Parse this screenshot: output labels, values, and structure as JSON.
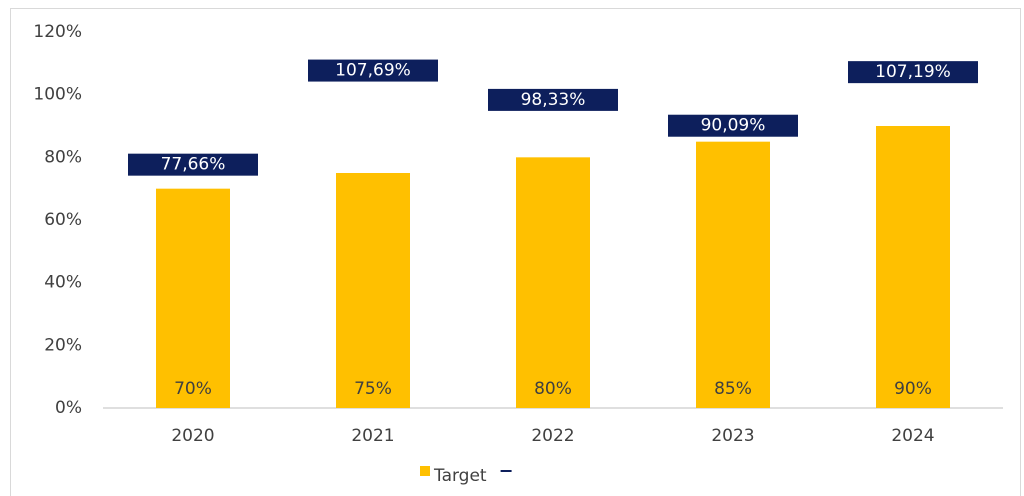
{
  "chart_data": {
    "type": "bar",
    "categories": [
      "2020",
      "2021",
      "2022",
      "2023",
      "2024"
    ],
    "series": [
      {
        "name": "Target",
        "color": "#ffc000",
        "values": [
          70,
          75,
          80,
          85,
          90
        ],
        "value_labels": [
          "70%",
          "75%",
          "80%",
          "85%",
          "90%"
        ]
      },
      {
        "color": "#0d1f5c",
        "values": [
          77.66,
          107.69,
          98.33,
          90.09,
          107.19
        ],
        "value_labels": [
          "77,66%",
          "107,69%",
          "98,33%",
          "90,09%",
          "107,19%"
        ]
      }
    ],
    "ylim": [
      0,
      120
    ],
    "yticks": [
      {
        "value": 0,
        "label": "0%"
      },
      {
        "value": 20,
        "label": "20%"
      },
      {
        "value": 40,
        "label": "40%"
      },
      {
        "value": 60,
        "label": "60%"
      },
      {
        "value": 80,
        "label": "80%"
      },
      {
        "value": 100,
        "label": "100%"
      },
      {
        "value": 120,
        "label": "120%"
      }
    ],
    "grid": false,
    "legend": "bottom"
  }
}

◆ What to work on: Reproduce all of the material exactly, apart from the pictures.

◆ Exercise output:
Parse this screenshot: output labels, values, and structure as JSON.
{
  "chart_data": {
    "type": "bar",
    "categories": [
      "2020",
      "2021",
      "2022",
      "2023",
      "2024"
    ],
    "series": [
      {
        "name": "Target",
        "color": "#ffc000",
        "values": [
          70,
          75,
          80,
          85,
          90
        ],
        "value_labels": [
          "70%",
          "75%",
          "80%",
          "85%",
          "90%"
        ]
      },
      {
        "color": "#0d1f5c",
        "values": [
          77.66,
          107.69,
          98.33,
          90.09,
          107.19
        ],
        "value_labels": [
          "77,66%",
          "107,69%",
          "98,33%",
          "90,09%",
          "107,19%"
        ]
      }
    ],
    "ylim": [
      0,
      120
    ],
    "yticks": [
      {
        "value": 0,
        "label": "0%"
      },
      {
        "value": 20,
        "label": "20%"
      },
      {
        "value": 40,
        "label": "40%"
      },
      {
        "value": 60,
        "label": "60%"
      },
      {
        "value": 80,
        "label": "80%"
      },
      {
        "value": 100,
        "label": "100%"
      },
      {
        "value": 120,
        "label": "120%"
      }
    ],
    "grid": false,
    "legend": "bottom"
  }
}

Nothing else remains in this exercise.